Given task — The entries below should be given again exactly, minus their pictures.

Available data —
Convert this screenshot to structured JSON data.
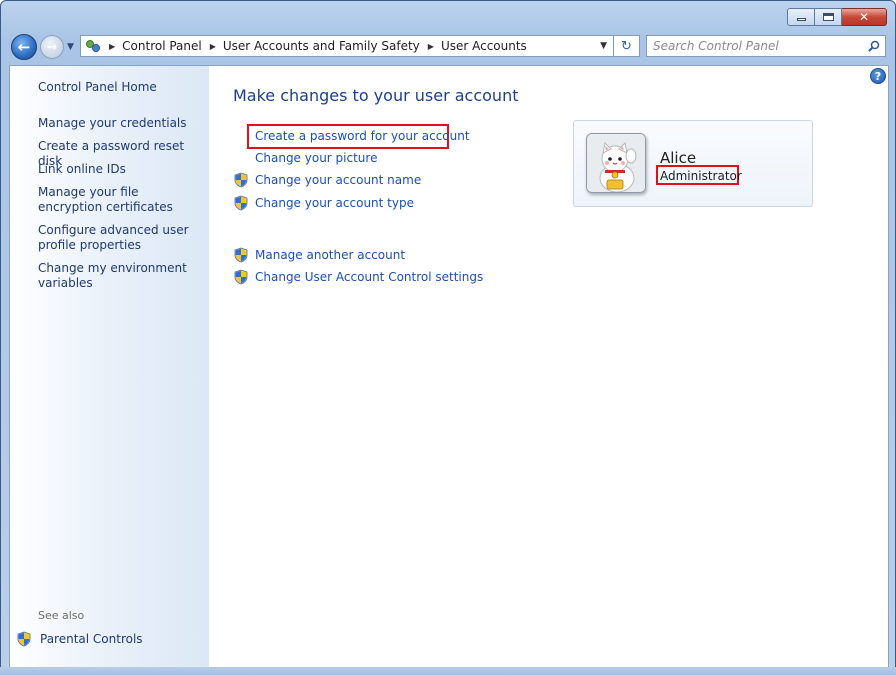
{
  "window": {
    "caption_buttons": [
      "minimize",
      "maximize",
      "close"
    ]
  },
  "nav": {
    "breadcrumbs": [
      "Control Panel",
      "User Accounts and Family Safety",
      "User Accounts"
    ],
    "search_placeholder": "Search Control Panel"
  },
  "sidebar": {
    "home": "Control Panel Home",
    "items": [
      {
        "label": "Manage your credentials"
      },
      {
        "label": "Create a password reset disk"
      },
      {
        "label": "Link online IDs"
      },
      {
        "label": "Manage your file encryption certificates"
      },
      {
        "label": "Configure advanced user profile properties"
      },
      {
        "label": "Change my environment variables"
      }
    ],
    "see_also_title": "See also",
    "see_also_items": [
      {
        "label": "Parental Controls",
        "icon": "shield-icon"
      }
    ]
  },
  "main": {
    "heading": "Make changes to your user account",
    "tasks": [
      {
        "label": "Create a password for your account",
        "icon": "none",
        "highlighted": true
      },
      {
        "label": "Change your picture",
        "icon": "none"
      },
      {
        "label": "Change your account name",
        "icon": "shield-icon"
      },
      {
        "label": "Change your account type",
        "icon": "shield-icon"
      }
    ],
    "other_tasks": [
      {
        "label": "Manage another account",
        "icon": "shield-icon"
      },
      {
        "label": "Change User Account Control settings",
        "icon": "shield-icon"
      }
    ],
    "account": {
      "name": "Alice",
      "role": "Administrator",
      "role_highlighted": true
    },
    "help_icon": "help-icon"
  },
  "colors": {
    "link": "#1b4fb6",
    "heading": "#1e3f8a",
    "highlight_box": "#e1101e",
    "sidebar_link": "#1e3a6e"
  }
}
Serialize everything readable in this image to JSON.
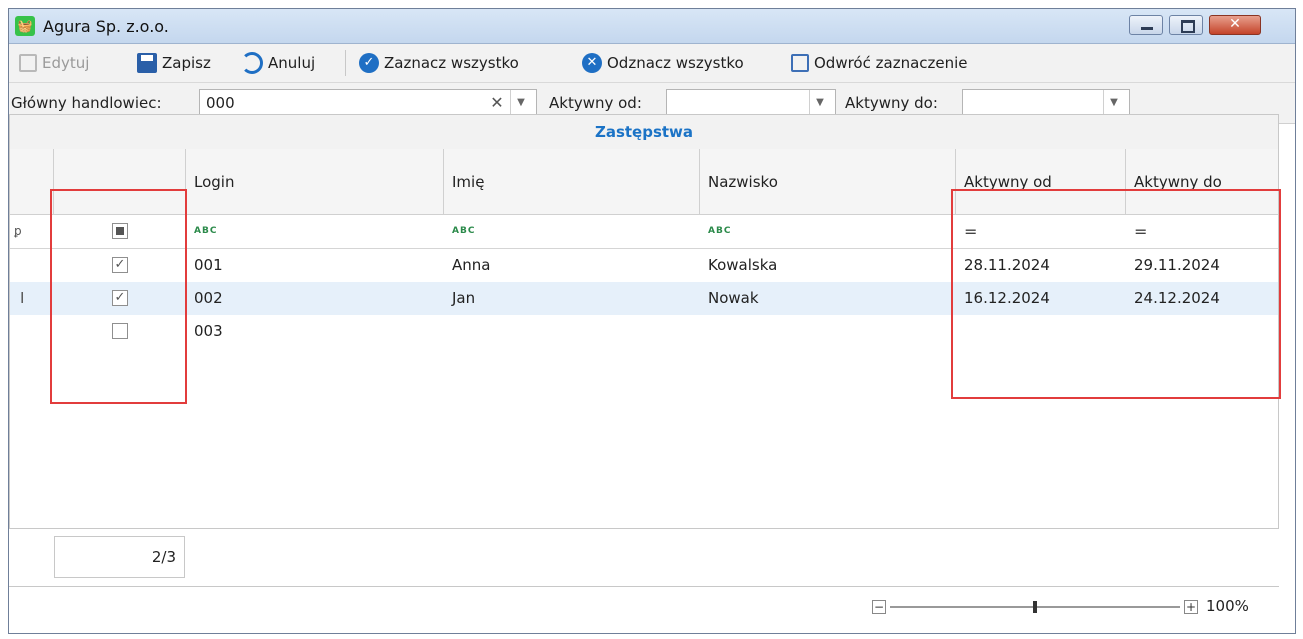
{
  "window": {
    "title": "Agura Sp. z.o.o.",
    "close_glyph": "✕"
  },
  "toolbar": {
    "edit_label": "Edytuj",
    "save_label": "Zapisz",
    "cancel_label": "Anuluj",
    "select_all_label": "Zaznacz wszystko",
    "deselect_all_label": "Odznacz wszystko",
    "invert_label": "Odwróć zaznaczenie",
    "check_glyph": "✓",
    "x_glyph": "✕"
  },
  "filters": {
    "main_dealer_label": "Główny handlowiec:",
    "main_dealer_value": "000",
    "active_from_label": "Aktywny od:",
    "active_from_value": "",
    "active_to_label": "Aktywny do:",
    "active_to_value": "",
    "clear_glyph": "✕",
    "dropdown_glyph": "▼"
  },
  "grid": {
    "group_title": "Zastępstwa",
    "columns": {
      "login": "Login",
      "imie": "Imię",
      "nazwisko": "Nazwisko",
      "aktywny_od": "Aktywny od",
      "aktywny_do": "Aktywny do"
    },
    "filter_row": {
      "pin_glyph": "ꝑ",
      "text_glyph": "ABC",
      "equals_glyph": "="
    },
    "rows": [
      {
        "checked": "✓",
        "login": "001",
        "imie": "Anna",
        "nazwisko": "Kowalska",
        "aktywny_od": "28.11.2024",
        "aktywny_do": "29.11.2024"
      },
      {
        "checked": "✓",
        "login": "002",
        "imie": "Jan",
        "nazwisko": "Nowak",
        "aktywny_od": "16.12.2024",
        "aktywny_do": "24.12.2024",
        "cursor": "I"
      },
      {
        "checked": "",
        "login": "003",
        "imie": "",
        "nazwisko": "",
        "aktywny_od": "",
        "aktywny_do": ""
      }
    ],
    "record_counter": "2/3"
  },
  "zoom": {
    "minus": "−",
    "plus": "+",
    "level": "100%",
    "position": 0.5
  },
  "colors": {
    "accent": "#1b73c6",
    "highlight_box": "#e23c3c",
    "selected_row": "#e6f0fa"
  },
  "icons": [
    "app-basket-icon",
    "edit-icon",
    "save-icon",
    "undo-icon",
    "check-circle-icon",
    "x-circle-icon",
    "invert-selection-icon",
    "clear-icon",
    "chevron-down-icon",
    "pin-icon"
  ]
}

Exercise response —
Convert this screenshot to structured JSON data.
{
  "window": {
    "caption_buttons": [
      "minimize",
      "maximize",
      "close"
    ]
  },
  "nav": {
    "breadcrumbs": [
      "Control Panel",
      "User Accounts and Family Safety",
      "User Accounts"
    ],
    "search_placeholder": "Search Control Panel"
  },
  "sidebar": {
    "home": "Control Panel Home",
    "items": [
      {
        "label": "Manage your credentials"
      },
      {
        "label": "Create a password reset disk"
      },
      {
        "label": "Link online IDs"
      },
      {
        "label": "Manage your file encryption certificates"
      },
      {
        "label": "Configure advanced user profile properties"
      },
      {
        "label": "Change my environment variables"
      }
    ],
    "see_also_title": "See also",
    "see_also_items": [
      {
        "label": "Parental Controls",
        "icon": "shield-icon"
      }
    ]
  },
  "main": {
    "heading": "Make changes to your user account",
    "tasks": [
      {
        "label": "Create a password for your account",
        "icon": "none",
        "highlighted": true
      },
      {
        "label": "Change your picture",
        "icon": "none"
      },
      {
        "label": "Change your account name",
        "icon": "shield-icon"
      },
      {
        "label": "Change your account type",
        "icon": "shield-icon"
      }
    ],
    "other_tasks": [
      {
        "label": "Manage another account",
        "icon": "shield-icon"
      },
      {
        "label": "Change User Account Control settings",
        "icon": "shield-icon"
      }
    ],
    "account": {
      "name": "Alice",
      "role": "Administrator",
      "role_highlighted": true
    },
    "help_icon": "help-icon"
  },
  "colors": {
    "link": "#1b4fb6",
    "heading": "#1e3f8a",
    "highlight_box": "#e1101e",
    "sidebar_link": "#1e3a6e"
  }
}
Serialize everything readable in this image to JSON.
{
  "window": {
    "title": "Agura Sp. z.o.o.",
    "close_glyph": "✕"
  },
  "toolbar": {
    "edit_label": "Edytuj",
    "save_label": "Zapisz",
    "cancel_label": "Anuluj",
    "select_all_label": "Zaznacz wszystko",
    "deselect_all_label": "Odznacz wszystko",
    "invert_label": "Odwróć zaznaczenie",
    "check_glyph": "✓",
    "x_glyph": "✕"
  },
  "filters": {
    "main_dealer_label": "Główny handlowiec:",
    "main_dealer_value": "000",
    "active_from_label": "Aktywny od:",
    "active_from_value": "",
    "active_to_label": "Aktywny do:",
    "active_to_value": "",
    "clear_glyph": "✕",
    "dropdown_glyph": "▼"
  },
  "grid": {
    "group_title": "Zastępstwa",
    "columns": {
      "login": "Login",
      "imie": "Imię",
      "nazwisko": "Nazwisko",
      "aktywny_od": "Aktywny od",
      "aktywny_do": "Aktywny do"
    },
    "filter_row": {
      "pin_glyph": "ꝑ",
      "text_glyph": "ABC",
      "equals_glyph": "="
    },
    "rows": [
      {
        "checked": "✓",
        "login": "001",
        "imie": "Anna",
        "nazwisko": "Kowalska",
        "aktywny_od": "28.11.2024",
        "aktywny_do": "29.11.2024"
      },
      {
        "checked": "✓",
        "login": "002",
        "imie": "Jan",
        "nazwisko": "Nowak",
        "aktywny_od": "16.12.2024",
        "aktywny_do": "24.12.2024",
        "cursor": "I"
      },
      {
        "checked": "",
        "login": "003",
        "imie": "",
        "nazwisko": "",
        "aktywny_od": "",
        "aktywny_do": ""
      }
    ],
    "record_counter": "2/3"
  },
  "zoom": {
    "minus": "−",
    "plus": "+",
    "level": "100%",
    "position": 0.5
  },
  "colors": {
    "accent": "#1b73c6",
    "highlight_box": "#e23c3c",
    "selected_row": "#e6f0fa"
  },
  "icons": [
    "app-basket-icon",
    "edit-icon",
    "save-icon",
    "undo-icon",
    "check-circle-icon",
    "x-circle-icon",
    "invert-selection-icon",
    "clear-icon",
    "chevron-down-icon",
    "pin-icon"
  ]
}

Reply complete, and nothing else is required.